-- DIRECTIONS FOR THIS TASK --
Repeat the material below exactly, with no pictures.

-- Dataset records --

####################

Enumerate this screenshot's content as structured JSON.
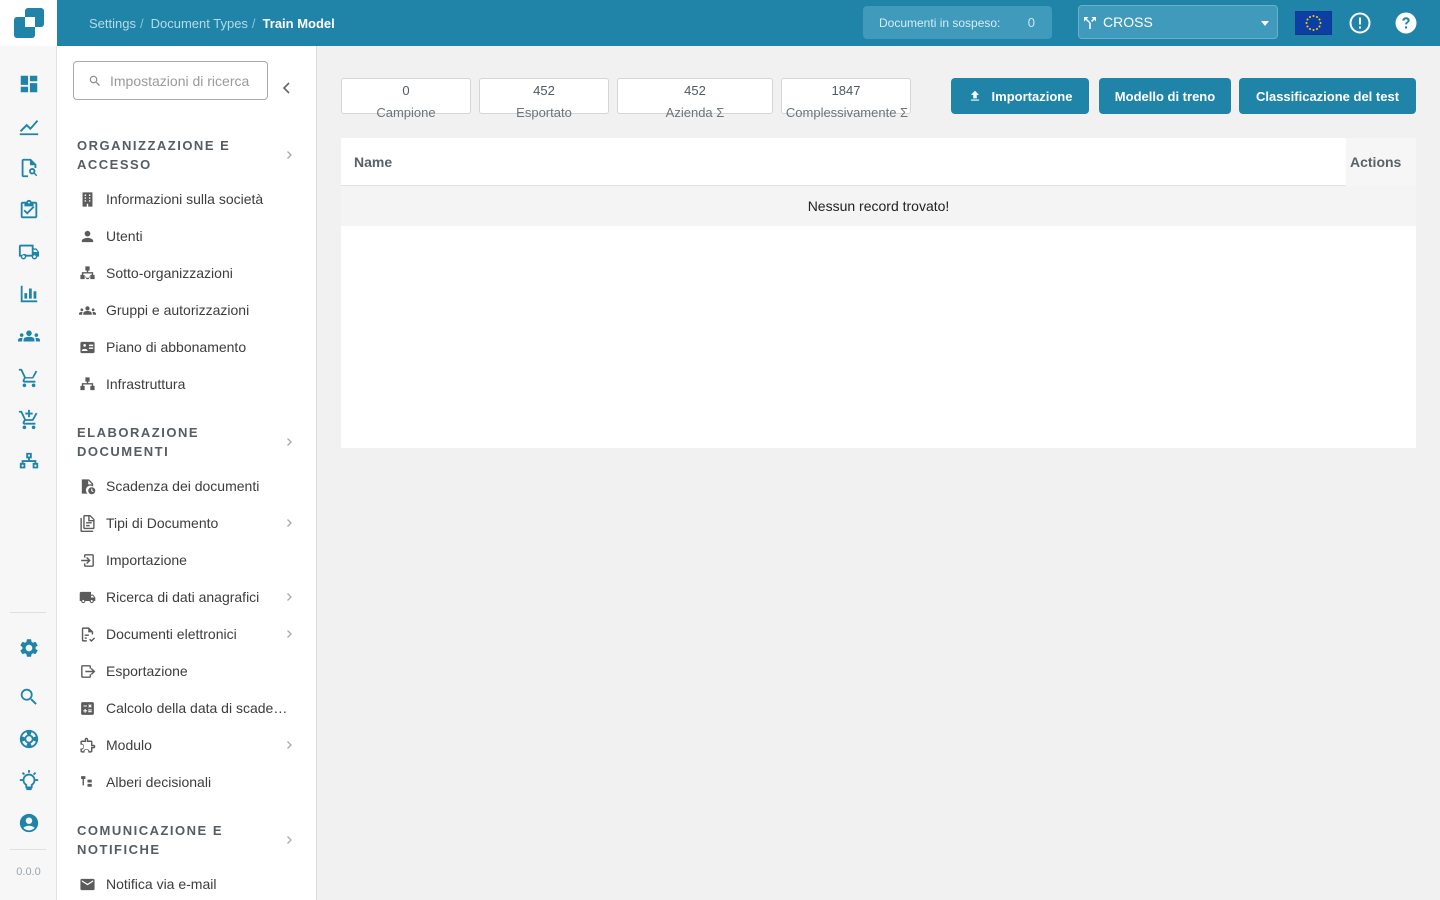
{
  "app": {
    "version": "0.0.0"
  },
  "colors": {
    "primary": "#1f84a8",
    "topbar": "#1f84a8",
    "pending_bg": "#3f9abb",
    "flag": "#0b3fa6"
  },
  "rail": {
    "icons": [
      "dashboard-icon",
      "chart-line-icon",
      "document-search-icon",
      "clipboard-check-icon",
      "truck-fast-icon",
      "bar-chart-icon",
      "users-icon",
      "cart-icon",
      "cart-plus-icon",
      "network-icon",
      "gear-icon",
      "search-icon",
      "lifebuoy-icon",
      "lightbulb-icon",
      "account-circle-icon"
    ]
  },
  "topbar": {
    "breadcrumb": [
      "Settings",
      "Document Types",
      "Train Model"
    ],
    "pending_label": "Documenti in sospeso:",
    "pending_count": "0",
    "tenant": "CROSS",
    "icons": [
      "eu-flag-icon",
      "alert-circle-icon",
      "help-circle-icon"
    ]
  },
  "sidebar": {
    "search_placeholder": "Impostazioni di ricerca",
    "sections": [
      {
        "title": "Organizzazione e accesso",
        "items": [
          {
            "label": "Informazioni sulla società",
            "icon": "building-icon"
          },
          {
            "label": "Utenti",
            "icon": "user-icon"
          },
          {
            "label": "Sotto-organizzazioni",
            "icon": "sitemap-icon"
          },
          {
            "label": "Gruppi e autorizzazioni",
            "icon": "users-group-icon"
          },
          {
            "label": "Piano di abbonamento",
            "icon": "id-card-icon"
          },
          {
            "label": "Infrastruttura",
            "icon": "sitemap-icon"
          }
        ]
      },
      {
        "title": "Elaborazione documenti",
        "items": [
          {
            "label": "Scadenza dei documenti",
            "icon": "file-clock-icon"
          },
          {
            "label": "Tipi di Documento",
            "icon": "file-document-icon",
            "has_children": true
          },
          {
            "label": "Importazione",
            "icon": "import-icon"
          },
          {
            "label": "Ricerca di dati anagrafici",
            "icon": "truck-icon",
            "has_children": true
          },
          {
            "label": "Documenti elettronici",
            "icon": "file-check-icon",
            "has_children": true
          },
          {
            "label": "Esportazione",
            "icon": "export-icon"
          },
          {
            "label": "Calcolo della data di scadenza",
            "icon": "calculator-icon"
          },
          {
            "label": "Modulo",
            "icon": "puzzle-icon",
            "has_children": true
          },
          {
            "label": "Alberi decisionali",
            "icon": "file-tree-icon"
          }
        ]
      },
      {
        "title": "Comunicazione e notifiche",
        "items": [
          {
            "label": "Notifica via e-mail",
            "icon": "email-icon"
          }
        ]
      }
    ]
  },
  "main": {
    "stats": [
      {
        "value": "0",
        "label": "Campione"
      },
      {
        "value": "452",
        "label": "Esportato"
      },
      {
        "value": "452",
        "label": "Azienda Σ"
      },
      {
        "value": "1847",
        "label": "Complessivamente Σ"
      }
    ],
    "buttons": {
      "import": "Importazione",
      "train": "Modello di treno",
      "test": "Classificazione del test"
    },
    "table": {
      "columns": [
        "Name",
        "Actions"
      ],
      "empty_message": "Nessun record trovato!"
    }
  }
}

####################

-- SOLUTION --
Enumerate this screenshot's content as structured JSON.
{
  "app": {
    "version": "0.0.0"
  },
  "colors": {
    "primary": "#1f84a8",
    "topbar": "#1f84a8",
    "pending_bg": "#3f9abb",
    "flag": "#0b3fa6"
  },
  "rail": {
    "icons": [
      "dashboard-icon",
      "chart-line-icon",
      "document-search-icon",
      "clipboard-check-icon",
      "truck-fast-icon",
      "bar-chart-icon",
      "users-icon",
      "cart-icon",
      "cart-plus-icon",
      "network-icon",
      "gear-icon",
      "search-icon",
      "lifebuoy-icon",
      "lightbulb-icon",
      "account-circle-icon"
    ]
  },
  "topbar": {
    "breadcrumb": [
      "Settings",
      "Document Types",
      "Train Model"
    ],
    "pending_label": "Documenti in sospeso:",
    "pending_count": "0",
    "tenant": "CROSS",
    "icons": [
      "eu-flag-icon",
      "alert-circle-icon",
      "help-circle-icon"
    ]
  },
  "sidebar": {
    "search_placeholder": "Impostazioni di ricerca",
    "sections": [
      {
        "title": "Organizzazione e accesso",
        "items": [
          {
            "label": "Informazioni sulla società",
            "icon": "building-icon"
          },
          {
            "label": "Utenti",
            "icon": "user-icon"
          },
          {
            "label": "Sotto-organizzazioni",
            "icon": "sitemap-icon"
          },
          {
            "label": "Gruppi e autorizzazioni",
            "icon": "users-group-icon"
          },
          {
            "label": "Piano di abbonamento",
            "icon": "id-card-icon"
          },
          {
            "label": "Infrastruttura",
            "icon": "sitemap-icon"
          }
        ]
      },
      {
        "title": "Elaborazione documenti",
        "items": [
          {
            "label": "Scadenza dei documenti",
            "icon": "file-clock-icon"
          },
          {
            "label": "Tipi di Documento",
            "icon": "file-document-icon",
            "has_children": true
          },
          {
            "label": "Importazione",
            "icon": "import-icon"
          },
          {
            "label": "Ricerca di dati anagrafici",
            "icon": "truck-icon",
            "has_children": true
          },
          {
            "label": "Documenti elettronici",
            "icon": "file-check-icon",
            "has_children": true
          },
          {
            "label": "Esportazione",
            "icon": "export-icon"
          },
          {
            "label": "Calcolo della data di scadenza",
            "icon": "calculator-icon"
          },
          {
            "label": "Modulo",
            "icon": "puzzle-icon",
            "has_children": true
          },
          {
            "label": "Alberi decisionali",
            "icon": "file-tree-icon"
          }
        ]
      },
      {
        "title": "Comunicazione e notifiche",
        "items": [
          {
            "label": "Notifica via e-mail",
            "icon": "email-icon"
          }
        ]
      }
    ]
  },
  "main": {
    "stats": [
      {
        "value": "0",
        "label": "Campione"
      },
      {
        "value": "452",
        "label": "Esportato"
      },
      {
        "value": "452",
        "label": "Azienda Σ"
      },
      {
        "value": "1847",
        "label": "Complessivamente Σ"
      }
    ],
    "buttons": {
      "import": "Importazione",
      "train": "Modello di treno",
      "test": "Classificazione del test"
    },
    "table": {
      "columns": [
        "Name",
        "Actions"
      ],
      "empty_message": "Nessun record trovato!"
    }
  }
}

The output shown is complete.